>> begin Entries provided
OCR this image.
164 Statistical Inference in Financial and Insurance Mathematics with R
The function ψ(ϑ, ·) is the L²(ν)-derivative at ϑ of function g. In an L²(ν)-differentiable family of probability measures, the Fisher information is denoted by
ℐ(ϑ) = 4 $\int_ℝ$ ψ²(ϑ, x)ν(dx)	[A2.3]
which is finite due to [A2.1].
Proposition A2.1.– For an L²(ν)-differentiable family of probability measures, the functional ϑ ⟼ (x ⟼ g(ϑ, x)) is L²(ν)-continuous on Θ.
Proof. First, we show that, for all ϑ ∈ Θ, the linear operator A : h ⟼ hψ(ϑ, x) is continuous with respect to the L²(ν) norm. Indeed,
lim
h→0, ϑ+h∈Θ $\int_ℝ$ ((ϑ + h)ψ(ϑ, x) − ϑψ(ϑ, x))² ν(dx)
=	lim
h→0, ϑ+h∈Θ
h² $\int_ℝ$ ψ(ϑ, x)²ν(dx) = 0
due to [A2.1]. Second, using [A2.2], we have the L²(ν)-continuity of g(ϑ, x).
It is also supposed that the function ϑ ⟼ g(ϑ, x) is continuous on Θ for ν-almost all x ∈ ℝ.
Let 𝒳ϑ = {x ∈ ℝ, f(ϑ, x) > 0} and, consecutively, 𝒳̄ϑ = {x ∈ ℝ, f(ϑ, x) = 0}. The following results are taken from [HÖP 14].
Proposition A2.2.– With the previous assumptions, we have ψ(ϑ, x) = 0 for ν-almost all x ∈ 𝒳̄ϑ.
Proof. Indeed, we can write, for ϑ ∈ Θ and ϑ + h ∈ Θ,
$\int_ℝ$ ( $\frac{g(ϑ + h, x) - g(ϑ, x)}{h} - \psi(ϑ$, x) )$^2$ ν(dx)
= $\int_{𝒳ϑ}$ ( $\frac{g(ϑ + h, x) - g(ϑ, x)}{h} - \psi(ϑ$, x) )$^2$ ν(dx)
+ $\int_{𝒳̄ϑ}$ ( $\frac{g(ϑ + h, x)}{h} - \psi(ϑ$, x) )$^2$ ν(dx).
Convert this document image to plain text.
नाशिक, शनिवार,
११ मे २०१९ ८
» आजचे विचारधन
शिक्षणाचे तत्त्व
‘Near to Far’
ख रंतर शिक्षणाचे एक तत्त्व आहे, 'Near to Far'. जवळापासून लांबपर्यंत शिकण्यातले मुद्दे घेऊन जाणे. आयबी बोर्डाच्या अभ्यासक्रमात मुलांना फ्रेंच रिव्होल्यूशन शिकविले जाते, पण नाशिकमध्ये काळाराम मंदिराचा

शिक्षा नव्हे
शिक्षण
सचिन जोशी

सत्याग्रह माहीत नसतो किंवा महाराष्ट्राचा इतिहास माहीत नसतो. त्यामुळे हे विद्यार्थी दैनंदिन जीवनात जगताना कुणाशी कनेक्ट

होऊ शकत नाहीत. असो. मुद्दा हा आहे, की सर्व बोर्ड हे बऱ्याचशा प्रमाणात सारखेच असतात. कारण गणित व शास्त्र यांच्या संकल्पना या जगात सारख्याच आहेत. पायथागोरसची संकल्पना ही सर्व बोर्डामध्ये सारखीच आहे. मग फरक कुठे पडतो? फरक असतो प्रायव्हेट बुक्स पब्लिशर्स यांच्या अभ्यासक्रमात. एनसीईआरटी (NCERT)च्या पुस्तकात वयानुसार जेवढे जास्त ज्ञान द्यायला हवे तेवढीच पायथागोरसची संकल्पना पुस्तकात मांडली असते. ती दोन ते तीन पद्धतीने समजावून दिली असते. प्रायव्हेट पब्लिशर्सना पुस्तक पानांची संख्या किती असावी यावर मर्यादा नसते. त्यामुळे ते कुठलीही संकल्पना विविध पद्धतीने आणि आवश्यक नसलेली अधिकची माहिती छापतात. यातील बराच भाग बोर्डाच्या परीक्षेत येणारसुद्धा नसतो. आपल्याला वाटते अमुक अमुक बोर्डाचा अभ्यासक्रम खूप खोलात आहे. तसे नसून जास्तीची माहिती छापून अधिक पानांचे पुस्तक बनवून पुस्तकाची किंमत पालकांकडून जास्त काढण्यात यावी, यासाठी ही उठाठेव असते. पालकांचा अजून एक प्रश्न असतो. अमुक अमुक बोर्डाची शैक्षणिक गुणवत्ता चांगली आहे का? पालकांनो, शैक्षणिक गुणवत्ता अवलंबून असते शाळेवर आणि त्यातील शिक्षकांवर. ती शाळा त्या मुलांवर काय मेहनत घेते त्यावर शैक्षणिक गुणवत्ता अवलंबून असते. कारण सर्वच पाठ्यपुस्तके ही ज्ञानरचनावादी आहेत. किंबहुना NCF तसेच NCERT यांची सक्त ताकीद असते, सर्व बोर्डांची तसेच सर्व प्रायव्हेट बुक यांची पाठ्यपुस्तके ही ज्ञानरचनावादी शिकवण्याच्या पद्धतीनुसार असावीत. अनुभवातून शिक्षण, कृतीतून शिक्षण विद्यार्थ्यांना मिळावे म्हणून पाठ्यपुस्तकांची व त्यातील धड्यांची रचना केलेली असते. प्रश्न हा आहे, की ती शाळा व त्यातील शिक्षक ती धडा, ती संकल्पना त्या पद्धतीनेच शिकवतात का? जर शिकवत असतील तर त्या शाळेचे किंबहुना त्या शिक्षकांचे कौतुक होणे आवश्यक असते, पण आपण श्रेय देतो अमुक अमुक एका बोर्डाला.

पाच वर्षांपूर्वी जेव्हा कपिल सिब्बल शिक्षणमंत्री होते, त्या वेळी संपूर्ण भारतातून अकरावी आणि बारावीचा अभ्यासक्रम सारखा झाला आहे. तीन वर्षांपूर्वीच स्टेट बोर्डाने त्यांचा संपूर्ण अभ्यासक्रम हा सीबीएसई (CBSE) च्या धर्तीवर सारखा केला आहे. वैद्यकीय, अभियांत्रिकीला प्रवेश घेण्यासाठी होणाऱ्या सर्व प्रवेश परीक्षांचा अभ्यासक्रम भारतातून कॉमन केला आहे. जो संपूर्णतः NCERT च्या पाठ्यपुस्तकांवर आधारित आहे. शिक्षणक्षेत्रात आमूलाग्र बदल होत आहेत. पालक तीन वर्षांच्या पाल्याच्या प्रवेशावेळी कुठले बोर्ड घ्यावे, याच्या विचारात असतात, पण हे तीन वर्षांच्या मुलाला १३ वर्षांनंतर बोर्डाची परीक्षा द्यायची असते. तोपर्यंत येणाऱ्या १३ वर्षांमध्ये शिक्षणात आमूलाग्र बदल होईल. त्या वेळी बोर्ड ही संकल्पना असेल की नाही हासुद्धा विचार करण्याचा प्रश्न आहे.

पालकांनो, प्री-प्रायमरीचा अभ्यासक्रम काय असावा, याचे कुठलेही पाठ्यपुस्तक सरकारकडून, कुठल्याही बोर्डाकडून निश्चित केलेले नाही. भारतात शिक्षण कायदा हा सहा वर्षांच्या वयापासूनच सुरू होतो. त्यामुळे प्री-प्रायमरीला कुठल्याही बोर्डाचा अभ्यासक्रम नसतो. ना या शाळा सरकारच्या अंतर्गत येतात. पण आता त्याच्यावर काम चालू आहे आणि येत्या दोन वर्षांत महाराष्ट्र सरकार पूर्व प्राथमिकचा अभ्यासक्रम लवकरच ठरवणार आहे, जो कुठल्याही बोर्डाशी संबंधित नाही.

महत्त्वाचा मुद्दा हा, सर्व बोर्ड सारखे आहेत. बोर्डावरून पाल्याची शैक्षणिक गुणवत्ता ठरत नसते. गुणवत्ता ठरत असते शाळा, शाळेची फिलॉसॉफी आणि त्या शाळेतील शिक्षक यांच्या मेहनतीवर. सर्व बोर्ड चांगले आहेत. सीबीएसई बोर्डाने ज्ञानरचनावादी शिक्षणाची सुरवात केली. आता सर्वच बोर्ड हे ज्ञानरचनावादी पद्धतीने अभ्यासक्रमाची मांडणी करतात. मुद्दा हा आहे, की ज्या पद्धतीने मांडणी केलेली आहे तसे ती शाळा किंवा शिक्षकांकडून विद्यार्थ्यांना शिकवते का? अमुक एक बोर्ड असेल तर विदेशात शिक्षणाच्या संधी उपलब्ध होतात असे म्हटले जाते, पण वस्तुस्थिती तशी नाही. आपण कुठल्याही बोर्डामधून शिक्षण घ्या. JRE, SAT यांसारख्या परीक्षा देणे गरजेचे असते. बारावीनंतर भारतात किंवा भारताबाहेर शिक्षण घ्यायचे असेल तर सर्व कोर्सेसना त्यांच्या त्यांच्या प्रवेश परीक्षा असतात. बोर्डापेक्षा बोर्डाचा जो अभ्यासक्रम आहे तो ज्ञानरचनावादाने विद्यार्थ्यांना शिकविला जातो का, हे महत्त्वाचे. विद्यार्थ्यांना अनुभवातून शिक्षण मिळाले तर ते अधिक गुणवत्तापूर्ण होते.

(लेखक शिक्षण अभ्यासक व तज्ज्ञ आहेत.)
>> end Entries provided
Find the lines containing "that" and pull them out.

### Exercise solution
Proof. First, we show that, for all ϑ ∈ Θ, the linear operator A : h ⟼ hψ(ϑ, x) is continuous with respect to the L²(ν) norm. Indeed,
It is also supposed that the function ϑ ⟼ g(ϑ, x) is continuous on Θ for ν-almost all x ∈ ℝ.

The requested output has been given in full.